Data to process »
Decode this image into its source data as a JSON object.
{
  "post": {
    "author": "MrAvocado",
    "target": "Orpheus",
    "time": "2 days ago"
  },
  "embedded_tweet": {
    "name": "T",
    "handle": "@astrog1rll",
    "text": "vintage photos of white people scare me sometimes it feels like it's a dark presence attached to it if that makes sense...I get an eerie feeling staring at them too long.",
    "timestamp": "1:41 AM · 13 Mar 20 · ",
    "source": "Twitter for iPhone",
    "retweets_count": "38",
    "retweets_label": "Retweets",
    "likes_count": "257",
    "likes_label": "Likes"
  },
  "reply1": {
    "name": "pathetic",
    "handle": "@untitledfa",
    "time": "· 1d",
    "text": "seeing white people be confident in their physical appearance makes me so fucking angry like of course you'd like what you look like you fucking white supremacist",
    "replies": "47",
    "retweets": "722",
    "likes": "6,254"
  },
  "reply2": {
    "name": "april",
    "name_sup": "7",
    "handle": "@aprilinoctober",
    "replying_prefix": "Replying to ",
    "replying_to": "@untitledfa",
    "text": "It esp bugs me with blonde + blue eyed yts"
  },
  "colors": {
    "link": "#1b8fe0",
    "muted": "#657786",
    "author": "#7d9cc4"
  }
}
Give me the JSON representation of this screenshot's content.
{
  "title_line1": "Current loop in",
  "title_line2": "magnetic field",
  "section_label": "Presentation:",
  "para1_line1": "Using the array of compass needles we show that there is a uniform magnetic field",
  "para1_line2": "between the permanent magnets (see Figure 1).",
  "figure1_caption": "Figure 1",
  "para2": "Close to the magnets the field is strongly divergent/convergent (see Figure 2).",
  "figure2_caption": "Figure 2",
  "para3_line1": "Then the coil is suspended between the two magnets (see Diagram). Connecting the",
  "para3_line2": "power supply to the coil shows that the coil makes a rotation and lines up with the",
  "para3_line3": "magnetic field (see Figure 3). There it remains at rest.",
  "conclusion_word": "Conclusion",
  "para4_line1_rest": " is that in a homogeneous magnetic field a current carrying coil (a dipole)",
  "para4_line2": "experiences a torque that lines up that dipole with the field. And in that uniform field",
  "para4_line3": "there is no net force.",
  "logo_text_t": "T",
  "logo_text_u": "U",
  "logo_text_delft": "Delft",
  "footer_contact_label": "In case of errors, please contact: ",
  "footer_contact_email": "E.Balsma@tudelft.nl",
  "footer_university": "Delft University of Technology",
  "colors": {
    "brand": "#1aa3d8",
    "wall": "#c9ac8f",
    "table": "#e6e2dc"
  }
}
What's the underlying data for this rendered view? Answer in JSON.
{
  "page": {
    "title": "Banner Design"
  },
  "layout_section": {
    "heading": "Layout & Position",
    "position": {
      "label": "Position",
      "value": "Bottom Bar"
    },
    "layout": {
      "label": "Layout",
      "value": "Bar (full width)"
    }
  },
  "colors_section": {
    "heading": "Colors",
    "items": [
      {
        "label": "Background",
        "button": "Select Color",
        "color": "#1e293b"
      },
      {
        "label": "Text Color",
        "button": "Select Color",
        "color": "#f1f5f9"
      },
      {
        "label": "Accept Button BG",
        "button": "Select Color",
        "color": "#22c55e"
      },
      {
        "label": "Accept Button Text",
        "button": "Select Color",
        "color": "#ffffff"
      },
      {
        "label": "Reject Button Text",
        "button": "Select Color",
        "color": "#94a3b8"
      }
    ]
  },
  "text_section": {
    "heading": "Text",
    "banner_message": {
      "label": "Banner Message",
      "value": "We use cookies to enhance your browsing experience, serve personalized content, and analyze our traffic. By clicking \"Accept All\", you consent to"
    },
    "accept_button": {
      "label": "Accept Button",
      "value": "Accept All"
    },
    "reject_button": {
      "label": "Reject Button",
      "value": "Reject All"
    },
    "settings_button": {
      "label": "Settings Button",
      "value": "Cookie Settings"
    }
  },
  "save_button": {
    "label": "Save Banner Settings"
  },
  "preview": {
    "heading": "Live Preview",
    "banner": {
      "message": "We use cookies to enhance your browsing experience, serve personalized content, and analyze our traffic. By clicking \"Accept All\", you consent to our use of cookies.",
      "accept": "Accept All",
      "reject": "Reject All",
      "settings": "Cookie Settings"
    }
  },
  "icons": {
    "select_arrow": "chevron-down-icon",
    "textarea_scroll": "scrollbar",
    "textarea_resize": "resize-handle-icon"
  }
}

Aim » Note how many lines of the material contain the string "this". Then report that number by itself.

Output below » 3